• DESCRIPTION OF THE TASK: Give every line of the material again, exactly as written.

◆ ◆ ◆

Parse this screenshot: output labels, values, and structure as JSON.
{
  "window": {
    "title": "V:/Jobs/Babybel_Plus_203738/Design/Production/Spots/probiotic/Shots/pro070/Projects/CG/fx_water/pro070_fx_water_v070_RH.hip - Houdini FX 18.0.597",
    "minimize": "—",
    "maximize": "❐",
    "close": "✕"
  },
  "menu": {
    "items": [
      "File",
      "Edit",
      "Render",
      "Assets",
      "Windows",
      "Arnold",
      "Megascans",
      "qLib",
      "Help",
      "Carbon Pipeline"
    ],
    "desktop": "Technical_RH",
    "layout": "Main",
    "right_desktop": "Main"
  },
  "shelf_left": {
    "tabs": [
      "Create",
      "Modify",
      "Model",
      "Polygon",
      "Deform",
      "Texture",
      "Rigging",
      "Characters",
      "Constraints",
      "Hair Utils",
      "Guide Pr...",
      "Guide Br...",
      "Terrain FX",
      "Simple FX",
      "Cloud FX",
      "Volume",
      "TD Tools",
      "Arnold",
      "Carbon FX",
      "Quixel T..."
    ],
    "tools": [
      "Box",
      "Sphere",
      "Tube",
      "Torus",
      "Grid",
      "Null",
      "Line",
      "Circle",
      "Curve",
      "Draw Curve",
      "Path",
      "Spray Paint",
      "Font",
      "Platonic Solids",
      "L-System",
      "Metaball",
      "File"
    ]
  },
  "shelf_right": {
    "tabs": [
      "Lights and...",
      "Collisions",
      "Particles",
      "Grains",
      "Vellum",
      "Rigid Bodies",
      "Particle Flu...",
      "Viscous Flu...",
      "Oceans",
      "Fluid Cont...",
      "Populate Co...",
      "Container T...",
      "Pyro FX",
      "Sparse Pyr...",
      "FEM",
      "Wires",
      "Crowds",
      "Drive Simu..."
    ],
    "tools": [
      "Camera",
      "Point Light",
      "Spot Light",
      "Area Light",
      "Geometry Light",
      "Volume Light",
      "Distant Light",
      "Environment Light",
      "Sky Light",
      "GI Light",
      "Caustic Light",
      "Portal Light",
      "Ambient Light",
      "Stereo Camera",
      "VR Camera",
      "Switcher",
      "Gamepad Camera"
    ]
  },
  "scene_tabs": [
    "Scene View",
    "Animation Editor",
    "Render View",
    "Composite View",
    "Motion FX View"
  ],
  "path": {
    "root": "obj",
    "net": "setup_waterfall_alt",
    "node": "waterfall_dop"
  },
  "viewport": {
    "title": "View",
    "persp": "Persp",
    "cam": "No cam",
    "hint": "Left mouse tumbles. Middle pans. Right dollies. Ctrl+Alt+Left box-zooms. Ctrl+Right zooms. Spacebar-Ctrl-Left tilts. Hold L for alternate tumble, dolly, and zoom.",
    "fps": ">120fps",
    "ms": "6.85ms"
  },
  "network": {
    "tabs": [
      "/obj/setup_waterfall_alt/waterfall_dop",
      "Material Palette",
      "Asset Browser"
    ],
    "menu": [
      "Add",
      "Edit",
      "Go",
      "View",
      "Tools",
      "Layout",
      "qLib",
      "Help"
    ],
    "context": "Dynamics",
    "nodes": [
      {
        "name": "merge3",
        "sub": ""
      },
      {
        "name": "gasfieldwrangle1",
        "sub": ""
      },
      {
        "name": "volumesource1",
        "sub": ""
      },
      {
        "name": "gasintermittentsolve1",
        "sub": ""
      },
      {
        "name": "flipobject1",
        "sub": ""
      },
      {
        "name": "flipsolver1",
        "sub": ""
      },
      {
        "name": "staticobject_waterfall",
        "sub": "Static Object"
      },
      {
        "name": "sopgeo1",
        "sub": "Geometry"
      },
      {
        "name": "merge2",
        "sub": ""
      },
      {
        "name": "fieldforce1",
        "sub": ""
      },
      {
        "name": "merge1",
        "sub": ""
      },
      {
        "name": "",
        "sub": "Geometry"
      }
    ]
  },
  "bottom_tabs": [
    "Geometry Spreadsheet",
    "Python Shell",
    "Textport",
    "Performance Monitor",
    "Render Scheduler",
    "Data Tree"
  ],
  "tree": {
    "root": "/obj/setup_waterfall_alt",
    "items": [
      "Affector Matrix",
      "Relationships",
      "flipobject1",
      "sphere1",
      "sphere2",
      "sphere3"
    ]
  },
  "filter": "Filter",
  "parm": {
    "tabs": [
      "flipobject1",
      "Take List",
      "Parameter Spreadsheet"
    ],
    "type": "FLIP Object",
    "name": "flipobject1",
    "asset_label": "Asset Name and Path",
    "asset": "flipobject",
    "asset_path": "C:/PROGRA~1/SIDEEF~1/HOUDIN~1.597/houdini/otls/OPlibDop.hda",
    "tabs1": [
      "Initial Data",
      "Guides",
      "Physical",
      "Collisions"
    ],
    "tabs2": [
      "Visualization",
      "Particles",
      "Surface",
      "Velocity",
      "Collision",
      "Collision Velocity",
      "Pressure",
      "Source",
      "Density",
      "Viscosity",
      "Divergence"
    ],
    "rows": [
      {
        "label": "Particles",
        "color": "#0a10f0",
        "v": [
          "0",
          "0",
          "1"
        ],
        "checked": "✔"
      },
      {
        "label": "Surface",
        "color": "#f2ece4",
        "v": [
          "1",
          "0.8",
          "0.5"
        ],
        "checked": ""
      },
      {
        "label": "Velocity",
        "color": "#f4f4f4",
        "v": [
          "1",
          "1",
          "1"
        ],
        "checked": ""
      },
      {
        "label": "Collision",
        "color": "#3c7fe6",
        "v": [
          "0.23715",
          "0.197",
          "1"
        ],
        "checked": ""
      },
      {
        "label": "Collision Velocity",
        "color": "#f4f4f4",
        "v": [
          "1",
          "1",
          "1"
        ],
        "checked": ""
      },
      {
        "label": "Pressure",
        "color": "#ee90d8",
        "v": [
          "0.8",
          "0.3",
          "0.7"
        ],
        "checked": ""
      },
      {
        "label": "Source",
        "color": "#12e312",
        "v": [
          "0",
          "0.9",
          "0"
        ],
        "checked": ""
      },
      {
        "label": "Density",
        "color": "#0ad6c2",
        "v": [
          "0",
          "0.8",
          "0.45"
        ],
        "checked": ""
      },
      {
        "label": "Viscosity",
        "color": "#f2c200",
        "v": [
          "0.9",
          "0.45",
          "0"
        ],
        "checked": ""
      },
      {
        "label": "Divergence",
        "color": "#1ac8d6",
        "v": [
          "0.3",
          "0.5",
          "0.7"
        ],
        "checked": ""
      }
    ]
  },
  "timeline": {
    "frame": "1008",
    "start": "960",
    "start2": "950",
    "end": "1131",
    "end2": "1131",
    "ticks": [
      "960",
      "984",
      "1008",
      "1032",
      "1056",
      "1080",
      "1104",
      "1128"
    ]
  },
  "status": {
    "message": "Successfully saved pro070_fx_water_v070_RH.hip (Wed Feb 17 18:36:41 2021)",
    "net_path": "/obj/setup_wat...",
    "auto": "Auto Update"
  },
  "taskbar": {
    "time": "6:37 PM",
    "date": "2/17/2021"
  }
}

◆ ◆ ◆

• EXERCISE RESULT:
Parse this screenshot: output labels, values, and structure as JSON.
{
  "window": {
    "title": "V:/Jobs/Babybel_Plus_203738/Design/Production/Spots/probiotic/Shots/pro070/Projects/CG/fx_water/pro070_fx_water_v070_RH.hip - Houdini FX 18.0.597",
    "minimize": "—",
    "maximize": "❐",
    "close": "✕"
  },
  "menu": {
    "items": [
      "File",
      "Edit",
      "Render",
      "Assets",
      "Windows",
      "Arnold",
      "Megascans",
      "qLib",
      "Help",
      "Carbon Pipeline"
    ],
    "desktop": "Technical_RH",
    "layout": "Main",
    "right_desktop": "Main"
  },
  "shelf_left": {
    "tabs": [
      "Create",
      "Modify",
      "Model",
      "Polygon",
      "Deform",
      "Texture",
      "Rigging",
      "Characters",
      "Constraints",
      "Hair Utils",
      "Guide Pr...",
      "Guide Br...",
      "Terrain FX",
      "Simple FX",
      "Cloud FX",
      "Volume",
      "TD Tools",
      "Arnold",
      "Carbon FX",
      "Quixel T..."
    ],
    "tools": [
      "Box",
      "Sphere",
      "Tube",
      "Torus",
      "Grid",
      "Null",
      "Line",
      "Circle",
      "Curve",
      "Draw Curve",
      "Path",
      "Spray Paint",
      "Font",
      "Platonic Solids",
      "L-System",
      "Metaball",
      "File"
    ]
  },
  "shelf_right": {
    "tabs": [
      "Lights and...",
      "Collisions",
      "Particles",
      "Grains",
      "Vellum",
      "Rigid Bodies",
      "Particle Flu...",
      "Viscous Flu...",
      "Oceans",
      "Fluid Cont...",
      "Populate Co...",
      "Container T...",
      "Pyro FX",
      "Sparse Pyr...",
      "FEM",
      "Wires",
      "Crowds",
      "Drive Simu..."
    ],
    "tools": [
      "Camera",
      "Point Light",
      "Spot Light",
      "Area Light",
      "Geometry Light",
      "Volume Light",
      "Distant Light",
      "Environment Light",
      "Sky Light",
      "GI Light",
      "Caustic Light",
      "Portal Light",
      "Ambient Light",
      "Stereo Camera",
      "VR Camera",
      "Switcher",
      "Gamepad Camera"
    ]
  },
  "scene_tabs": [
    "Scene View",
    "Animation Editor",
    "Render View",
    "Composite View",
    "Motion FX View"
  ],
  "path": {
    "root": "obj",
    "net": "setup_waterfall_alt",
    "node": "waterfall_dop"
  },
  "viewport": {
    "title": "View",
    "persp": "Persp",
    "cam": "No cam",
    "hint": "Left mouse tumbles. Middle pans. Right dollies. Ctrl+Alt+Left box-zooms. Ctrl+Right zooms. Spacebar-Ctrl-Left tilts. Hold L for alternate tumble, dolly, and zoom.",
    "fps": ">120fps",
    "ms": "6.85ms"
  },
  "network": {
    "tabs": [
      "/obj/setup_waterfall_alt/waterfall_dop",
      "Material Palette",
      "Asset Browser"
    ],
    "menu": [
      "Add",
      "Edit",
      "Go",
      "View",
      "Tools",
      "Layout",
      "qLib",
      "Help"
    ],
    "context": "Dynamics",
    "nodes": [
      {
        "name": "merge3",
        "sub": ""
      },
      {
        "name": "gasfieldwrangle1",
        "sub": ""
      },
      {
        "name": "volumesource1",
        "sub": ""
      },
      {
        "name": "gasintermittentsolve1",
        "sub": ""
      },
      {
        "name": "flipobject1",
        "sub": ""
      },
      {
        "name": "flipsolver1",
        "sub": ""
      },
      {
        "name": "staticobject_waterfall",
        "sub": "Static Object"
      },
      {
        "name": "sopgeo1",
        "sub": "Geometry"
      },
      {
        "name": "merge2",
        "sub": ""
      },
      {
        "name": "fieldforce1",
        "sub": ""
      },
      {
        "name": "merge1",
        "sub": ""
      },
      {
        "name": "",
        "sub": "Geometry"
      }
    ]
  },
  "bottom_tabs": [
    "Geometry Spreadsheet",
    "Python Shell",
    "Textport",
    "Performance Monitor",
    "Render Scheduler",
    "Data Tree"
  ],
  "tree": {
    "root": "/obj/setup_waterfall_alt",
    "items": [
      "Affector Matrix",
      "Relationships",
      "flipobject1",
      "sphere1",
      "sphere2",
      "sphere3"
    ]
  },
  "filter": "Filter",
  "parm": {
    "tabs": [
      "flipobject1",
      "Take List",
      "Parameter Spreadsheet"
    ],
    "type": "FLIP Object",
    "name": "flipobject1",
    "asset_label": "Asset Name and Path",
    "asset": "flipobject",
    "asset_path": "C:/PROGRA~1/SIDEEF~1/HOUDIN~1.597/houdini/otls/OPlibDop.hda",
    "tabs1": [
      "Initial Data",
      "Guides",
      "Physical",
      "Collisions"
    ],
    "tabs2": [
      "Visualization",
      "Particles",
      "Surface",
      "Velocity",
      "Collision",
      "Collision Velocity",
      "Pressure",
      "Source",
      "Density",
      "Viscosity",
      "Divergence"
    ],
    "rows": [
      {
        "label": "Particles",
        "color": "#0a10f0",
        "v": [
          "0",
          "0",
          "1"
        ],
        "checked": "✔"
      },
      {
        "label": "Surface",
        "color": "#f2ece4",
        "v": [
          "1",
          "0.8",
          "0.5"
        ],
        "checked": ""
      },
      {
        "label": "Velocity",
        "color": "#f4f4f4",
        "v": [
          "1",
          "1",
          "1"
        ],
        "checked": ""
      },
      {
        "label": "Collision",
        "color": "#3c7fe6",
        "v": [
          "0.23715",
          "0.197",
          "1"
        ],
        "checked": ""
      },
      {
        "label": "Collision Velocity",
        "color": "#f4f4f4",
        "v": [
          "1",
          "1",
          "1"
        ],
        "checked": ""
      },
      {
        "label": "Pressure",
        "color": "#ee90d8",
        "v": [
          "0.8",
          "0.3",
          "0.7"
        ],
        "checked": ""
      },
      {
        "label": "Source",
        "color": "#12e312",
        "v": [
          "0",
          "0.9",
          "0"
        ],
        "checked": ""
      },
      {
        "label": "Density",
        "color": "#0ad6c2",
        "v": [
          "0",
          "0.8",
          "0.45"
        ],
        "checked": ""
      },
      {
        "label": "Viscosity",
        "color": "#f2c200",
        "v": [
          "0.9",
          "0.45",
          "0"
        ],
        "checked": ""
      },
      {
        "label": "Divergence",
        "color": "#1ac8d6",
        "v": [
          "0.3",
          "0.5",
          "0.7"
        ],
        "checked": ""
      }
    ]
  },
  "timeline": {
    "frame": "1008",
    "start": "960",
    "start2": "950",
    "end": "1131",
    "end2": "1131",
    "ticks": [
      "960",
      "984",
      "1008",
      "1032",
      "1056",
      "1080",
      "1104",
      "1128"
    ]
  },
  "status": {
    "message": "Successfully saved pro070_fx_water_v070_RH.hip (Wed Feb 17 18:36:41 2021)",
    "net_path": "/obj/setup_wat...",
    "auto": "Auto Update"
  },
  "taskbar": {
    "time": "6:37 PM",
    "date": "2/17/2021"
  }
}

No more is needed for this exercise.